Return all of the data exactly as written, without the pictures.

++++++++++++++++++++

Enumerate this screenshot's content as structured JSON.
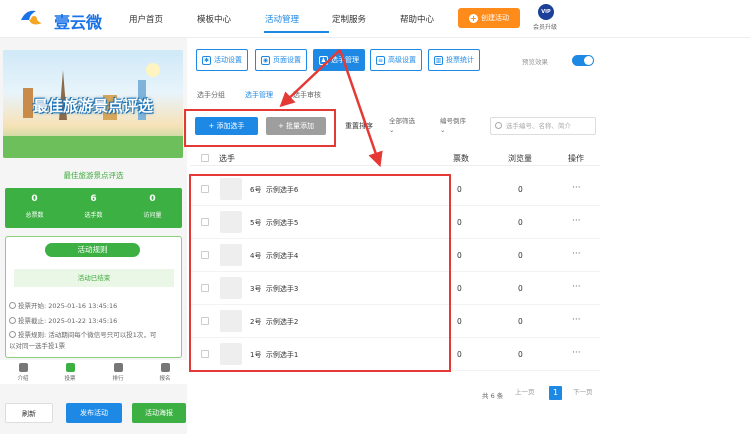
{
  "brand": {
    "name": "壹云微"
  },
  "nav": {
    "items": [
      "用户首页",
      "模板中心",
      "活动管理",
      "定制服务",
      "帮助中心"
    ],
    "active_index": 2
  },
  "header": {
    "create_label": "创建活动",
    "vip_badge": "VIP",
    "vip_label": "会员升级"
  },
  "preview": {
    "banner_title": "最佳旅游景点评选",
    "subtitle": "最佳旅游景点评选",
    "stats": [
      {
        "value": "0",
        "label": "总票数"
      },
      {
        "value": "6",
        "label": "选手数"
      },
      {
        "value": "0",
        "label": "访问量"
      }
    ],
    "rules_title": "活动规则",
    "status": "活动已结束",
    "rules": [
      {
        "label": "投票开始:",
        "value": "2025-01-16 13:45:16"
      },
      {
        "label": "投票截止:",
        "value": "2025-01-22 13:45:16"
      },
      {
        "label": "投票规则:",
        "value": "活动期间每个微信号只可以投1次，可以对同一选手投1票"
      }
    ],
    "tabbar": [
      "介绍",
      "投票",
      "排行",
      "报名"
    ]
  },
  "bottom_buttons": {
    "refresh": "刷新",
    "publish": "发布活动",
    "poster": "活动海报"
  },
  "toolbar": {
    "tabs": [
      "活动设置",
      "页面设置",
      "选手管理",
      "高级设置",
      "投票统计"
    ],
    "active_index": 2,
    "preview_label": "预览效果",
    "preview_on": true
  },
  "subtabs": {
    "items": [
      "选手分组",
      "选手管理",
      "选手审核"
    ],
    "active_index": 1
  },
  "actions": {
    "add": "+ 添加选手",
    "batch": "+ 批量添加",
    "reset": "重置排序",
    "filter": "全部筛选",
    "sort": "编号倒序",
    "search_placeholder": "选手编号、名称、简介"
  },
  "table": {
    "headers": [
      "选手",
      "票数",
      "浏览量",
      "操作"
    ],
    "rows": [
      {
        "no": "6号",
        "name": "示例选手6",
        "votes": "0",
        "views": "0",
        "op": "···"
      },
      {
        "no": "5号",
        "name": "示例选手5",
        "votes": "0",
        "views": "0",
        "op": "···"
      },
      {
        "no": "4号",
        "name": "示例选手4",
        "votes": "0",
        "views": "0",
        "op": "···"
      },
      {
        "no": "3号",
        "name": "示例选手3",
        "votes": "0",
        "views": "0",
        "op": "···"
      },
      {
        "no": "2号",
        "name": "示例选手2",
        "votes": "0",
        "views": "0",
        "op": "···"
      },
      {
        "no": "1号",
        "name": "示例选手1",
        "votes": "0",
        "views": "0",
        "op": "···"
      }
    ]
  },
  "pagination": {
    "total": "共 6 条",
    "prev": "上一页",
    "current": "1",
    "next": "下一页"
  },
  "colors": {
    "primary": "#1e88e5",
    "green": "#3cb043",
    "orange": "#ff8c1a",
    "highlight": "#e53935"
  }
}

++++++++++++++++++++

ANSWER FOR THE TASK
Enumerate this screenshot's content as structured JSON.
{
  "brand": {
    "name": "壹云微"
  },
  "nav": {
    "items": [
      "用户首页",
      "模板中心",
      "活动管理",
      "定制服务",
      "帮助中心"
    ],
    "active_index": 2
  },
  "header": {
    "create_label": "创建活动",
    "vip_badge": "VIP",
    "vip_label": "会员升级"
  },
  "preview": {
    "banner_title": "最佳旅游景点评选",
    "subtitle": "最佳旅游景点评选",
    "stats": [
      {
        "value": "0",
        "label": "总票数"
      },
      {
        "value": "6",
        "label": "选手数"
      },
      {
        "value": "0",
        "label": "访问量"
      }
    ],
    "rules_title": "活动规则",
    "status": "活动已结束",
    "rules": [
      {
        "label": "投票开始:",
        "value": "2025-01-16 13:45:16"
      },
      {
        "label": "投票截止:",
        "value": "2025-01-22 13:45:16"
      },
      {
        "label": "投票规则:",
        "value": "活动期间每个微信号只可以投1次，可以对同一选手投1票"
      }
    ],
    "tabbar": [
      "介绍",
      "投票",
      "排行",
      "报名"
    ]
  },
  "bottom_buttons": {
    "refresh": "刷新",
    "publish": "发布活动",
    "poster": "活动海报"
  },
  "toolbar": {
    "tabs": [
      "活动设置",
      "页面设置",
      "选手管理",
      "高级设置",
      "投票统计"
    ],
    "active_index": 2,
    "preview_label": "预览效果",
    "preview_on": true
  },
  "subtabs": {
    "items": [
      "选手分组",
      "选手管理",
      "选手审核"
    ],
    "active_index": 1
  },
  "actions": {
    "add": "+ 添加选手",
    "batch": "+ 批量添加",
    "reset": "重置排序",
    "filter": "全部筛选",
    "sort": "编号倒序",
    "search_placeholder": "选手编号、名称、简介"
  },
  "table": {
    "headers": [
      "选手",
      "票数",
      "浏览量",
      "操作"
    ],
    "rows": [
      {
        "no": "6号",
        "name": "示例选手6",
        "votes": "0",
        "views": "0",
        "op": "···"
      },
      {
        "no": "5号",
        "name": "示例选手5",
        "votes": "0",
        "views": "0",
        "op": "···"
      },
      {
        "no": "4号",
        "name": "示例选手4",
        "votes": "0",
        "views": "0",
        "op": "···"
      },
      {
        "no": "3号",
        "name": "示例选手3",
        "votes": "0",
        "views": "0",
        "op": "···"
      },
      {
        "no": "2号",
        "name": "示例选手2",
        "votes": "0",
        "views": "0",
        "op": "···"
      },
      {
        "no": "1号",
        "name": "示例选手1",
        "votes": "0",
        "views": "0",
        "op": "···"
      }
    ]
  },
  "pagination": {
    "total": "共 6 条",
    "prev": "上一页",
    "current": "1",
    "next": "下一页"
  },
  "colors": {
    "primary": "#1e88e5",
    "green": "#3cb043",
    "orange": "#ff8c1a",
    "highlight": "#e53935"
  }
}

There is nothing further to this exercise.